TASK DETAILS →
Leave out the pictures and reproduce all of the data exactly.

— start EXERCISE MATERIAL —

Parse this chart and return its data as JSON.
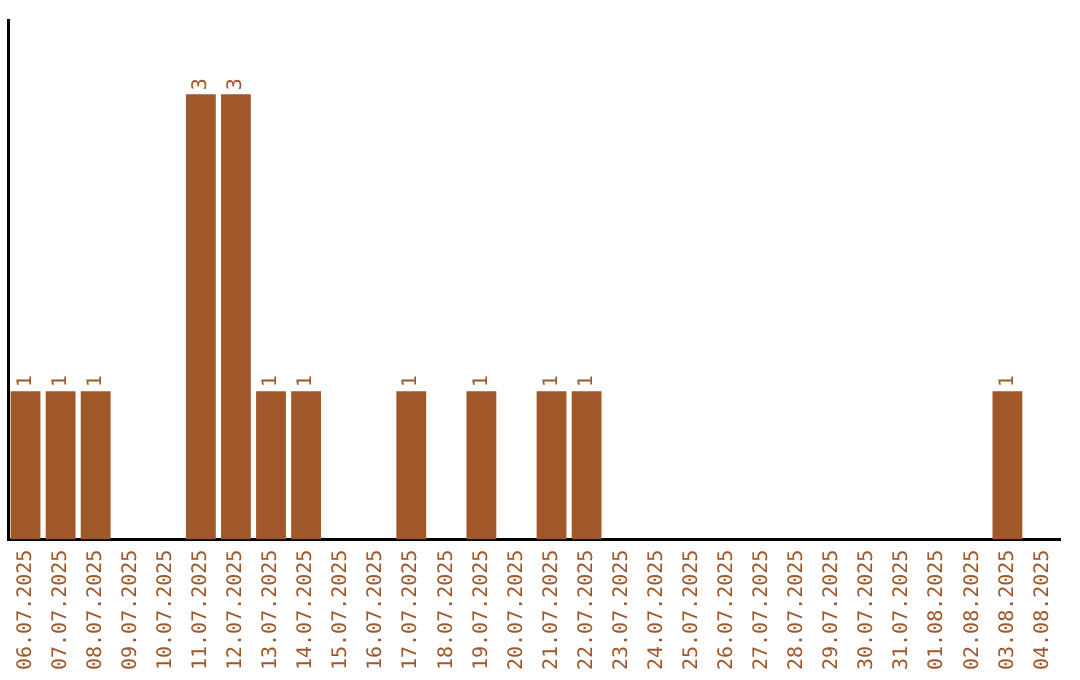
{
  "chart_data": {
    "type": "bar",
    "categories": [
      "06.07.2025",
      "07.07.2025",
      "08.07.2025",
      "09.07.2025",
      "10.07.2025",
      "11.07.2025",
      "12.07.2025",
      "13.07.2025",
      "14.07.2025",
      "15.07.2025",
      "16.07.2025",
      "17.07.2025",
      "18.07.2025",
      "19.07.2025",
      "20.07.2025",
      "21.07.2025",
      "22.07.2025",
      "23.07.2025",
      "24.07.2025",
      "25.07.2025",
      "26.07.2025",
      "27.07.2025",
      "28.07.2025",
      "29.07.2025",
      "30.07.2025",
      "31.07.2025",
      "01.08.2025",
      "02.08.2025",
      "03.08.2025",
      "04.08.2025"
    ],
    "values": [
      1,
      1,
      1,
      0,
      0,
      3,
      3,
      1,
      1,
      0,
      0,
      1,
      0,
      1,
      0,
      1,
      1,
      0,
      0,
      0,
      0,
      0,
      0,
      0,
      0,
      0,
      0,
      0,
      1,
      0
    ],
    "value_labels": [
      "1",
      "1",
      "1",
      null,
      null,
      "3",
      "3",
      "1",
      "1",
      null,
      null,
      "1",
      null,
      "1",
      null,
      "1",
      "1",
      null,
      null,
      null,
      null,
      null,
      null,
      null,
      null,
      null,
      null,
      null,
      "1",
      null
    ],
    "color": "#a0572a",
    "grid": false,
    "legend": false,
    "tick_labels": "x"
  }
}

— end EXERCISE MATERIAL —

RIGHT ANSWER →
Parse this chart and return its data as JSON.
{
  "chart_data": {
    "type": "bar",
    "categories": [
      "06.07.2025",
      "07.07.2025",
      "08.07.2025",
      "09.07.2025",
      "10.07.2025",
      "11.07.2025",
      "12.07.2025",
      "13.07.2025",
      "14.07.2025",
      "15.07.2025",
      "16.07.2025",
      "17.07.2025",
      "18.07.2025",
      "19.07.2025",
      "20.07.2025",
      "21.07.2025",
      "22.07.2025",
      "23.07.2025",
      "24.07.2025",
      "25.07.2025",
      "26.07.2025",
      "27.07.2025",
      "28.07.2025",
      "29.07.2025",
      "30.07.2025",
      "31.07.2025",
      "01.08.2025",
      "02.08.2025",
      "03.08.2025",
      "04.08.2025"
    ],
    "values": [
      1,
      1,
      1,
      0,
      0,
      3,
      3,
      1,
      1,
      0,
      0,
      1,
      0,
      1,
      0,
      1,
      1,
      0,
      0,
      0,
      0,
      0,
      0,
      0,
      0,
      0,
      0,
      0,
      1,
      0
    ],
    "value_labels": [
      "1",
      "1",
      "1",
      null,
      null,
      "3",
      "3",
      "1",
      "1",
      null,
      null,
      "1",
      null,
      "1",
      null,
      "1",
      "1",
      null,
      null,
      null,
      null,
      null,
      null,
      null,
      null,
      null,
      null,
      null,
      "1",
      null
    ],
    "color": "#a0572a",
    "grid": false,
    "legend": false,
    "tick_labels": "x"
  }
}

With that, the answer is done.